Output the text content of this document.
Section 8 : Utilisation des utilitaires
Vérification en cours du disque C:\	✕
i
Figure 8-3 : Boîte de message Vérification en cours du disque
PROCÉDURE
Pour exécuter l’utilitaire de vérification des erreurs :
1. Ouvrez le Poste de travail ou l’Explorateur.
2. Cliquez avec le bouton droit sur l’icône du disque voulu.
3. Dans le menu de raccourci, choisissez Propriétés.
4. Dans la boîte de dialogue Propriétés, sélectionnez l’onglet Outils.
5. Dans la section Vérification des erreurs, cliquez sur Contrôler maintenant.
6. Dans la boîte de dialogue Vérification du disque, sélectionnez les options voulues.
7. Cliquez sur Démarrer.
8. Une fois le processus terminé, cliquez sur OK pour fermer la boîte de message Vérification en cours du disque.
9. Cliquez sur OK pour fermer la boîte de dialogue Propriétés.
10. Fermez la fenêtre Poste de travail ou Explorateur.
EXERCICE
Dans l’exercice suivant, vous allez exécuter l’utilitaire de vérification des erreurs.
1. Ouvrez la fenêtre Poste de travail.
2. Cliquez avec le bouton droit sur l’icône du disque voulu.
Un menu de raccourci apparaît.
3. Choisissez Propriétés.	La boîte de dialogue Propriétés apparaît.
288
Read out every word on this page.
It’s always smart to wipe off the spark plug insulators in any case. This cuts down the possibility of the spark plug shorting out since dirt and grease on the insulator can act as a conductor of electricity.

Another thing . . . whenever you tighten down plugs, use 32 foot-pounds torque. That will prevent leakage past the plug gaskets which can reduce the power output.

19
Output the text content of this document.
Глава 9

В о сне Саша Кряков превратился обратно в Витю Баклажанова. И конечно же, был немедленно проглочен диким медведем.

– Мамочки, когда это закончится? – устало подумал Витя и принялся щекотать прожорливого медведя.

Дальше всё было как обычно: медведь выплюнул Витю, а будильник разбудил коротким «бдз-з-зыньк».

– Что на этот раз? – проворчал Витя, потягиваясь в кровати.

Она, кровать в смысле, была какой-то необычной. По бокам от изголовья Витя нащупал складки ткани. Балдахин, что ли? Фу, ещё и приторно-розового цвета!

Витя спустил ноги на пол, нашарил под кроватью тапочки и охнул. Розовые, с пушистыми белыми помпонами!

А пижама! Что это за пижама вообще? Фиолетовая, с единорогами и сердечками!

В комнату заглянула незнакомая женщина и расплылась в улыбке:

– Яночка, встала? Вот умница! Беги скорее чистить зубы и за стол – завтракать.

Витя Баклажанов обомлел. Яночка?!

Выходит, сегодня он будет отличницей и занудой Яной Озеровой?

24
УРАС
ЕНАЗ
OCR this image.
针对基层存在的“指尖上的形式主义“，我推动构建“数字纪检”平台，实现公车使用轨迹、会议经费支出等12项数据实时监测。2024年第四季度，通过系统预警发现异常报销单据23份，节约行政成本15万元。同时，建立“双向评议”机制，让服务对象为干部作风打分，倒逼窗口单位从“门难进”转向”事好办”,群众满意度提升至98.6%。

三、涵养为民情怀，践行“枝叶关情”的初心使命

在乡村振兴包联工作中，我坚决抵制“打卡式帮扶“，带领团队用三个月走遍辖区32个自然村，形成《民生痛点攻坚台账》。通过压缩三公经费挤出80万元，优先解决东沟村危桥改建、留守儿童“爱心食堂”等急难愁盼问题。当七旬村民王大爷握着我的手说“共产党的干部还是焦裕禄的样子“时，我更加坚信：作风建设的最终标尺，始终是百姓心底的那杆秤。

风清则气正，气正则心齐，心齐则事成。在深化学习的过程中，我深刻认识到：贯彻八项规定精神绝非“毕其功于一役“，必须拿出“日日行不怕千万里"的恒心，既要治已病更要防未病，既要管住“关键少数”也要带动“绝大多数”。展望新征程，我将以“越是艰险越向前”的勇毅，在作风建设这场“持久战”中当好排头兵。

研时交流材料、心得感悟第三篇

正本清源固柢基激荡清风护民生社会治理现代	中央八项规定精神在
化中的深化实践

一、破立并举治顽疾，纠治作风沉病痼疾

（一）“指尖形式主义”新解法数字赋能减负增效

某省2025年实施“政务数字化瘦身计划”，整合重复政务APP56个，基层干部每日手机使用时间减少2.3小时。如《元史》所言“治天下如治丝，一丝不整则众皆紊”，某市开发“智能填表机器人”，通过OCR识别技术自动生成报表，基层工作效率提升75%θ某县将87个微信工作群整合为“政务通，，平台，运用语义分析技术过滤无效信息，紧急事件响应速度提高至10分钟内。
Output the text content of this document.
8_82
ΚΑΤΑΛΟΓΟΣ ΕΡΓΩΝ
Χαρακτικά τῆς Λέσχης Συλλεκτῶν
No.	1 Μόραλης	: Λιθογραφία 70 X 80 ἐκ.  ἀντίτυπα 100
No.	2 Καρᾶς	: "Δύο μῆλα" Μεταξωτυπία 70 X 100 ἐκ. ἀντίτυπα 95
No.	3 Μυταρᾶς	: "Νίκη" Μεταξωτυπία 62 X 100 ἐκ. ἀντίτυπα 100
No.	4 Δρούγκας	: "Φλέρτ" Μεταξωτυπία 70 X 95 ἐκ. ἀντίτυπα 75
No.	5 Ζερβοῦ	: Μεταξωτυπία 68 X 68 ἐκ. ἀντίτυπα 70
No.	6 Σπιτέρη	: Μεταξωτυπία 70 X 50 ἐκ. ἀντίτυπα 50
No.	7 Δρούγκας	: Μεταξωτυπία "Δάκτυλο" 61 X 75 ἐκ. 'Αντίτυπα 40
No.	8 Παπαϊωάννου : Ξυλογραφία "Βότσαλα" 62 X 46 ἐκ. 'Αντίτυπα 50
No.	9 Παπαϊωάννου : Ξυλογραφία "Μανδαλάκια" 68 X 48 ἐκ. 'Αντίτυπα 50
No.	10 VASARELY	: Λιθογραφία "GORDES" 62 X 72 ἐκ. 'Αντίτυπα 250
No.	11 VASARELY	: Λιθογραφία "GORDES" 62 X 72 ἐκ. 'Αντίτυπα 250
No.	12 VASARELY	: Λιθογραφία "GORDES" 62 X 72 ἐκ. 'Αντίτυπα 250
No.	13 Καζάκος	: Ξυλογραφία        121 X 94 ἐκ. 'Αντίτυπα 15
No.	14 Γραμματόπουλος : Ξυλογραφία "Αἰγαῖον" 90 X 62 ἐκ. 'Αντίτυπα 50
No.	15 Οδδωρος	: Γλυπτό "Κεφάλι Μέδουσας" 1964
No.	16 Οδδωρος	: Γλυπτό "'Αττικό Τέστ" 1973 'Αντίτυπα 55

========

=== Short task ===
Each entry is to be returned in full, character for character.

=== Reply ===
Output the text content of this document.
Section 8 : Utilisation des utilitaires
Vérification en cours du disque C:\	✕
i
Figure 8-3 : Boîte de message Vérification en cours du disque
PROCÉDURE
Pour exécuter l’utilitaire de vérification des erreurs :
1. Ouvrez le Poste de travail ou l’Explorateur.
2. Cliquez avec le bouton droit sur l’icône du disque voulu.
3. Dans le menu de raccourci, choisissez Propriétés.
4. Dans la boîte de dialogue Propriétés, sélectionnez l’onglet Outils.
5. Dans la section Vérification des erreurs, cliquez sur Contrôler maintenant.
6. Dans la boîte de dialogue Vérification du disque, sélectionnez les options voulues.
7. Cliquez sur Démarrer.
8. Une fois le processus terminé, cliquez sur OK pour fermer la boîte de message Vérification en cours du disque.
9. Cliquez sur OK pour fermer la boîte de dialogue Propriétés.
10. Fermez la fenêtre Poste de travail ou Explorateur.
EXERCICE
Dans l’exercice suivant, vous allez exécuter l’utilitaire de vérification des erreurs.
1. Ouvrez la fenêtre Poste de travail.
2. Cliquez avec le bouton droit sur l’icône du disque voulu.
Un menu de raccourci apparaît.
3. Choisissez Propriétés.	La boîte de dialogue Propriétés apparaît.
288
Read out every word on this page.
It’s always smart to wipe off the spark plug insulators in any case. This cuts down the possibility of the spark plug shorting out since dirt and grease on the insulator can act as a conductor of electricity.

Another thing . . . whenever you tighten down plugs, use 32 foot-pounds torque. That will prevent leakage past the plug gaskets which can reduce the power output.

19
Output the text content of this document.
Глава 9

В о сне Саша Кряков превратился обратно в Витю Баклажанова. И конечно же, был немедленно проглочен диким медведем.

– Мамочки, когда это закончится? – устало подумал Витя и принялся щекотать прожорливого медведя.

Дальше всё было как обычно: медведь выплюнул Витю, а будильник разбудил коротким «бдз-з-зыньк».

– Что на этот раз? – проворчал Витя, потягиваясь в кровати.

Она, кровать в смысле, была какой-то необычной. По бокам от изголовья Витя нащупал складки ткани. Балдахин, что ли? Фу, ещё и приторно-розового цвета!

Витя спустил ноги на пол, нашарил под кроватью тапочки и охнул. Розовые, с пушистыми белыми помпонами!

А пижама! Что это за пижама вообще? Фиолетовая, с единорогами и сердечками!

В комнату заглянула незнакомая женщина и расплылась в улыбке:

– Яночка, встала? Вот умница! Беги скорее чистить зубы и за стол – завтракать.

Витя Баклажанов обомлел. Яночка?!

Выходит, сегодня он будет отличницей и занудой Яной Озеровой?

24
УРАС
ЕНАЗ
OCR this image.
针对基层存在的“指尖上的形式主义“，我推动构建“数字纪检”平台，实现公车使用轨迹、会议经费支出等12项数据实时监测。2024年第四季度，通过系统预警发现异常报销单据23份，节约行政成本15万元。同时，建立“双向评议”机制，让服务对象为干部作风打分，倒逼窗口单位从“门难进”转向”事好办”,群众满意度提升至98.6%。

三、涵养为民情怀，践行“枝叶关情”的初心使命

在乡村振兴包联工作中，我坚决抵制“打卡式帮扶“，带领团队用三个月走遍辖区32个自然村，形成《民生痛点攻坚台账》。通过压缩三公经费挤出80万元，优先解决东沟村危桥改建、留守儿童“爱心食堂”等急难愁盼问题。当七旬村民王大爷握着我的手说“共产党的干部还是焦裕禄的样子“时，我更加坚信：作风建设的最终标尺，始终是百姓心底的那杆秤。

风清则气正，气正则心齐，心齐则事成。在深化学习的过程中，我深刻认识到：贯彻八项规定精神绝非“毕其功于一役“，必须拿出“日日行不怕千万里"的恒心，既要治已病更要防未病，既要管住“关键少数”也要带动“绝大多数”。展望新征程，我将以“越是艰险越向前”的勇毅，在作风建设这场“持久战”中当好排头兵。

研时交流材料、心得感悟第三篇

正本清源固柢基激荡清风护民生社会治理现代	中央八项规定精神在
化中的深化实践

一、破立并举治顽疾，纠治作风沉病痼疾

（一）“指尖形式主义”新解法数字赋能减负增效

某省2025年实施“政务数字化瘦身计划”，整合重复政务APP56个，基层干部每日手机使用时间减少2.3小时。如《元史》所言“治天下如治丝，一丝不整则众皆紊”，某市开发“智能填表机器人”，通过OCR识别技术自动生成报表，基层工作效率提升75%θ某县将87个微信工作群整合为“政务通，，平台，运用语义分析技术过滤无效信息，紧急事件响应速度提高至10分钟内。
Output the text content of this document.
8_82
ΚΑΤΑΛΟΓΟΣ ΕΡΓΩΝ
Χαρακτικά τῆς Λέσχης Συλλεκτῶν
No.	1 Μόραλης	: Λιθογραφία 70 X 80 ἐκ.  ἀντίτυπα 100
No.	2 Καρᾶς	: "Δύο μῆλα" Μεταξωτυπία 70 X 100 ἐκ. ἀντίτυπα 95
No.	3 Μυταρᾶς	: "Νίκη" Μεταξωτυπία 62 X 100 ἐκ. ἀντίτυπα 100
No.	4 Δρούγκας	: "Φλέρτ" Μεταξωτυπία 70 X 95 ἐκ. ἀντίτυπα 75
No.	5 Ζερβοῦ	: Μεταξωτυπία 68 X 68 ἐκ. ἀντίτυπα 70
No.	6 Σπιτέρη	: Μεταξωτυπία 70 X 50 ἐκ. ἀντίτυπα 50
No.	7 Δρούγκας	: Μεταξωτυπία "Δάκτυλο" 61 X 75 ἐκ. 'Αντίτυπα 40
No.	8 Παπαϊωάννου : Ξυλογραφία "Βότσαλα" 62 X 46 ἐκ. 'Αντίτυπα 50
No.	9 Παπαϊωάννου : Ξυλογραφία "Μανδαλάκια" 68 X 48 ἐκ. 'Αντίτυπα 50
No.	10 VASARELY	: Λιθογραφία "GORDES" 62 X 72 ἐκ. 'Αντίτυπα 250
No.	11 VASARELY	: Λιθογραφία "GORDES" 62 X 72 ἐκ. 'Αντίτυπα 250
No.	12 VASARELY	: Λιθογραφία "GORDES" 62 X 72 ἐκ. 'Αντίτυπα 250
No.	13 Καζάκος	: Ξυλογραφία        121 X 94 ἐκ. 'Αντίτυπα 15
No.	14 Γραμματόπουλος : Ξυλογραφία "Αἰγαῖον" 90 X 62 ἐκ. 'Αντίτυπα 50
No.	15 Οδδωρος	: Γλυπτό "Κεφάλι Μέδουσας" 1964
No.	16 Οδδωρος	: Γλυπτό "'Αττικό Τέστ" 1973 'Αντίτυπα 55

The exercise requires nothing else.